Task objective
Return the listing below word for word.

Material for this task
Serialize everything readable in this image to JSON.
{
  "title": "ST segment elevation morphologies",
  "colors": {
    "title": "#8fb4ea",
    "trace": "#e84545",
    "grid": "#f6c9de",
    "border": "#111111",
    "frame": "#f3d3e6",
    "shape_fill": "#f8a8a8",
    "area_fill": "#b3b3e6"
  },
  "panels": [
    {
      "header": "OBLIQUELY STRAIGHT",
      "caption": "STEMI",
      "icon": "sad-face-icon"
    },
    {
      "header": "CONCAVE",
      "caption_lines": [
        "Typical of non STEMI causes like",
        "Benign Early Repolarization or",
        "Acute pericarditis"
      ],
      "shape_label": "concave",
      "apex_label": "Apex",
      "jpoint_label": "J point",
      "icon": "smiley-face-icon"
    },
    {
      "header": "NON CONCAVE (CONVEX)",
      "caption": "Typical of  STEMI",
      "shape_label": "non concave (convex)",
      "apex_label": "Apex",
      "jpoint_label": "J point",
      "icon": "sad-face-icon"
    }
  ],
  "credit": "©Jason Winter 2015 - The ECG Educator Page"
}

The result
Serialize everything readable in this image to JSON.
{
  "title": "ST segment elevation morphologies",
  "colors": {
    "title": "#8fb4ea",
    "trace": "#e84545",
    "grid": "#f6c9de",
    "border": "#111111",
    "frame": "#f3d3e6",
    "shape_fill": "#f8a8a8",
    "area_fill": "#b3b3e6"
  },
  "panels": [
    {
      "header": "OBLIQUELY STRAIGHT",
      "caption": "STEMI",
      "icon": "sad-face-icon"
    },
    {
      "header": "CONCAVE",
      "caption_lines": [
        "Typical of non STEMI causes like",
        "Benign Early Repolarization or",
        "Acute pericarditis"
      ],
      "shape_label": "concave",
      "apex_label": "Apex",
      "jpoint_label": "J point",
      "icon": "smiley-face-icon"
    },
    {
      "header": "NON CONCAVE (CONVEX)",
      "caption": "Typical of  STEMI",
      "shape_label": "non concave (convex)",
      "apex_label": "Apex",
      "jpoint_label": "J point",
      "icon": "sad-face-icon"
    }
  ],
  "credit": "©Jason Winter 2015 - The ECG Educator Page"
}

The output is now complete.